▶ Short problem
Copy down every line where the string "content" shows up.

▶ Rows
· · · · ·

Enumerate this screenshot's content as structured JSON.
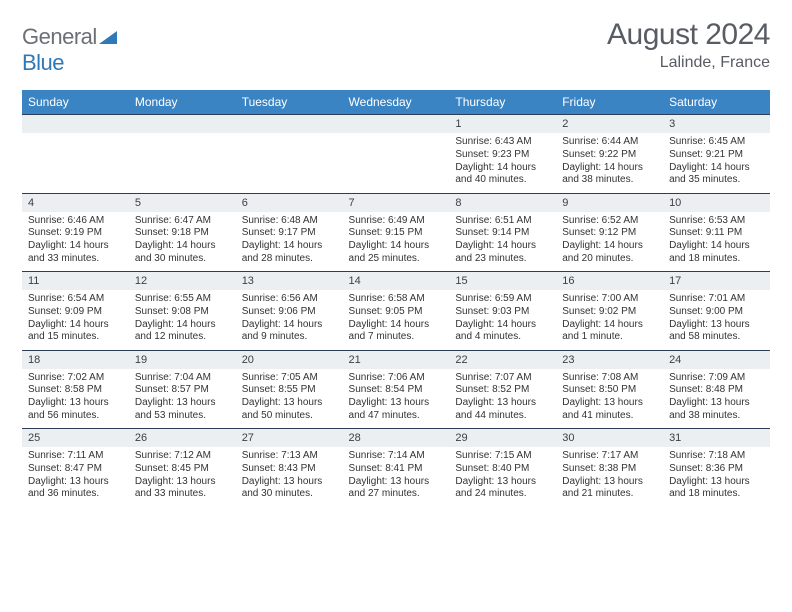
{
  "brand": {
    "part1": "General",
    "part2": "Blue"
  },
  "title": "August 2024",
  "location": "Lalinde, France",
  "colors": {
    "header_bg": "#3a84c3",
    "header_text": "#ffffff",
    "date_row_bg": "#eceff2",
    "row_border": "#2b3d57",
    "body_text": "#333333",
    "title_text": "#585c63",
    "logo_gray": "#6b6f76",
    "logo_blue": "#2f79b8"
  },
  "dayNames": [
    "Sunday",
    "Monday",
    "Tuesday",
    "Wednesday",
    "Thursday",
    "Friday",
    "Saturday"
  ],
  "weeks": [
    {
      "dates": [
        "",
        "",
        "",
        "",
        "1",
        "2",
        "3"
      ],
      "info": [
        null,
        null,
        null,
        null,
        {
          "sunrise": "Sunrise: 6:43 AM",
          "sunset": "Sunset: 9:23 PM",
          "day1": "Daylight: 14 hours",
          "day2": "and 40 minutes."
        },
        {
          "sunrise": "Sunrise: 6:44 AM",
          "sunset": "Sunset: 9:22 PM",
          "day1": "Daylight: 14 hours",
          "day2": "and 38 minutes."
        },
        {
          "sunrise": "Sunrise: 6:45 AM",
          "sunset": "Sunset: 9:21 PM",
          "day1": "Daylight: 14 hours",
          "day2": "and 35 minutes."
        }
      ]
    },
    {
      "dates": [
        "4",
        "5",
        "6",
        "7",
        "8",
        "9",
        "10"
      ],
      "info": [
        {
          "sunrise": "Sunrise: 6:46 AM",
          "sunset": "Sunset: 9:19 PM",
          "day1": "Daylight: 14 hours",
          "day2": "and 33 minutes."
        },
        {
          "sunrise": "Sunrise: 6:47 AM",
          "sunset": "Sunset: 9:18 PM",
          "day1": "Daylight: 14 hours",
          "day2": "and 30 minutes."
        },
        {
          "sunrise": "Sunrise: 6:48 AM",
          "sunset": "Sunset: 9:17 PM",
          "day1": "Daylight: 14 hours",
          "day2": "and 28 minutes."
        },
        {
          "sunrise": "Sunrise: 6:49 AM",
          "sunset": "Sunset: 9:15 PM",
          "day1": "Daylight: 14 hours",
          "day2": "and 25 minutes."
        },
        {
          "sunrise": "Sunrise: 6:51 AM",
          "sunset": "Sunset: 9:14 PM",
          "day1": "Daylight: 14 hours",
          "day2": "and 23 minutes."
        },
        {
          "sunrise": "Sunrise: 6:52 AM",
          "sunset": "Sunset: 9:12 PM",
          "day1": "Daylight: 14 hours",
          "day2": "and 20 minutes."
        },
        {
          "sunrise": "Sunrise: 6:53 AM",
          "sunset": "Sunset: 9:11 PM",
          "day1": "Daylight: 14 hours",
          "day2": "and 18 minutes."
        }
      ]
    },
    {
      "dates": [
        "11",
        "12",
        "13",
        "14",
        "15",
        "16",
        "17"
      ],
      "info": [
        {
          "sunrise": "Sunrise: 6:54 AM",
          "sunset": "Sunset: 9:09 PM",
          "day1": "Daylight: 14 hours",
          "day2": "and 15 minutes."
        },
        {
          "sunrise": "Sunrise: 6:55 AM",
          "sunset": "Sunset: 9:08 PM",
          "day1": "Daylight: 14 hours",
          "day2": "and 12 minutes."
        },
        {
          "sunrise": "Sunrise: 6:56 AM",
          "sunset": "Sunset: 9:06 PM",
          "day1": "Daylight: 14 hours",
          "day2": "and 9 minutes."
        },
        {
          "sunrise": "Sunrise: 6:58 AM",
          "sunset": "Sunset: 9:05 PM",
          "day1": "Daylight: 14 hours",
          "day2": "and 7 minutes."
        },
        {
          "sunrise": "Sunrise: 6:59 AM",
          "sunset": "Sunset: 9:03 PM",
          "day1": "Daylight: 14 hours",
          "day2": "and 4 minutes."
        },
        {
          "sunrise": "Sunrise: 7:00 AM",
          "sunset": "Sunset: 9:02 PM",
          "day1": "Daylight: 14 hours",
          "day2": "and 1 minute."
        },
        {
          "sunrise": "Sunrise: 7:01 AM",
          "sunset": "Sunset: 9:00 PM",
          "day1": "Daylight: 13 hours",
          "day2": "and 58 minutes."
        }
      ]
    },
    {
      "dates": [
        "18",
        "19",
        "20",
        "21",
        "22",
        "23",
        "24"
      ],
      "info": [
        {
          "sunrise": "Sunrise: 7:02 AM",
          "sunset": "Sunset: 8:58 PM",
          "day1": "Daylight: 13 hours",
          "day2": "and 56 minutes."
        },
        {
          "sunrise": "Sunrise: 7:04 AM",
          "sunset": "Sunset: 8:57 PM",
          "day1": "Daylight: 13 hours",
          "day2": "and 53 minutes."
        },
        {
          "sunrise": "Sunrise: 7:05 AM",
          "sunset": "Sunset: 8:55 PM",
          "day1": "Daylight: 13 hours",
          "day2": "and 50 minutes."
        },
        {
          "sunrise": "Sunrise: 7:06 AM",
          "sunset": "Sunset: 8:54 PM",
          "day1": "Daylight: 13 hours",
          "day2": "and 47 minutes."
        },
        {
          "sunrise": "Sunrise: 7:07 AM",
          "sunset": "Sunset: 8:52 PM",
          "day1": "Daylight: 13 hours",
          "day2": "and 44 minutes."
        },
        {
          "sunrise": "Sunrise: 7:08 AM",
          "sunset": "Sunset: 8:50 PM",
          "day1": "Daylight: 13 hours",
          "day2": "and 41 minutes."
        },
        {
          "sunrise": "Sunrise: 7:09 AM",
          "sunset": "Sunset: 8:48 PM",
          "day1": "Daylight: 13 hours",
          "day2": "and 38 minutes."
        }
      ]
    },
    {
      "dates": [
        "25",
        "26",
        "27",
        "28",
        "29",
        "30",
        "31"
      ],
      "info": [
        {
          "sunrise": "Sunrise: 7:11 AM",
          "sunset": "Sunset: 8:47 PM",
          "day1": "Daylight: 13 hours",
          "day2": "and 36 minutes."
        },
        {
          "sunrise": "Sunrise: 7:12 AM",
          "sunset": "Sunset: 8:45 PM",
          "day1": "Daylight: 13 hours",
          "day2": "and 33 minutes."
        },
        {
          "sunrise": "Sunrise: 7:13 AM",
          "sunset": "Sunset: 8:43 PM",
          "day1": "Daylight: 13 hours",
          "day2": "and 30 minutes."
        },
        {
          "sunrise": "Sunrise: 7:14 AM",
          "sunset": "Sunset: 8:41 PM",
          "day1": "Daylight: 13 hours",
          "day2": "and 27 minutes."
        },
        {
          "sunrise": "Sunrise: 7:15 AM",
          "sunset": "Sunset: 8:40 PM",
          "day1": "Daylight: 13 hours",
          "day2": "and 24 minutes."
        },
        {
          "sunrise": "Sunrise: 7:17 AM",
          "sunset": "Sunset: 8:38 PM",
          "day1": "Daylight: 13 hours",
          "day2": "and 21 minutes."
        },
        {
          "sunrise": "Sunrise: 7:18 AM",
          "sunset": "Sunset: 8:36 PM",
          "day1": "Daylight: 13 hours",
          "day2": "and 18 minutes."
        }
      ]
    }
  ]
}
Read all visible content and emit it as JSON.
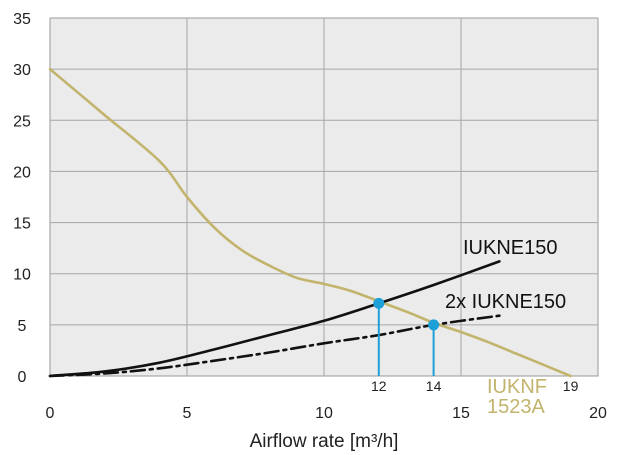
{
  "chart_data": {
    "type": "line",
    "title": "",
    "xlabel": "Airflow rate [m³/h]",
    "ylabel": "",
    "xlim": [
      0,
      20
    ],
    "ylim": [
      0,
      35
    ],
    "grid": true,
    "x_ticks": [
      "0",
      "5",
      "10",
      "15",
      "20"
    ],
    "y_ticks": [
      "0",
      "5",
      "10",
      "15",
      "20",
      "25",
      "30",
      "35"
    ],
    "colors": {
      "plot_background": "#ebebeb",
      "grid": "#a6a6a6",
      "fan_curve": "#c2b46c",
      "system_curve": "#111111",
      "operating_point": "#1d9fd8"
    },
    "series": [
      {
        "name": "IUKNF 1523A",
        "style": "solid",
        "x": [
          0,
          2,
          4,
          5,
          6,
          7,
          8,
          9,
          10,
          11,
          12,
          13,
          14,
          15,
          16,
          17,
          18,
          19
        ],
        "y": [
          30,
          25.5,
          21,
          17.5,
          14.5,
          12.3,
          10.8,
          9.6,
          9.0,
          8.3,
          7.3,
          6.3,
          5.2,
          4.3,
          3.3,
          2.2,
          1.1,
          0
        ]
      },
      {
        "name": "IUKNE150",
        "style": "solid",
        "x": [
          0,
          2,
          4,
          6,
          8,
          10,
          12,
          14,
          16.4
        ],
        "y": [
          0,
          0.45,
          1.3,
          2.6,
          4.0,
          5.4,
          7.1,
          8.9,
          11.2
        ]
      },
      {
        "name": "2x IUKNE150",
        "style": "dashdot",
        "x": [
          0,
          2,
          4,
          6,
          8,
          10,
          12,
          14,
          16.4
        ],
        "y": [
          0,
          0.25,
          0.75,
          1.5,
          2.3,
          3.2,
          4.0,
          5.0,
          5.9
        ]
      }
    ],
    "points": [
      {
        "x": 12,
        "y": 7.1,
        "label": "12"
      },
      {
        "x": 14,
        "y": 5.0,
        "label": "14"
      }
    ],
    "annotations": {
      "fan_end_label": "19"
    }
  }
}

· · · · ·

▶ Full response
Enumerate this screenshot's content as structured JSON.
Read all visible content and emit it as JSON.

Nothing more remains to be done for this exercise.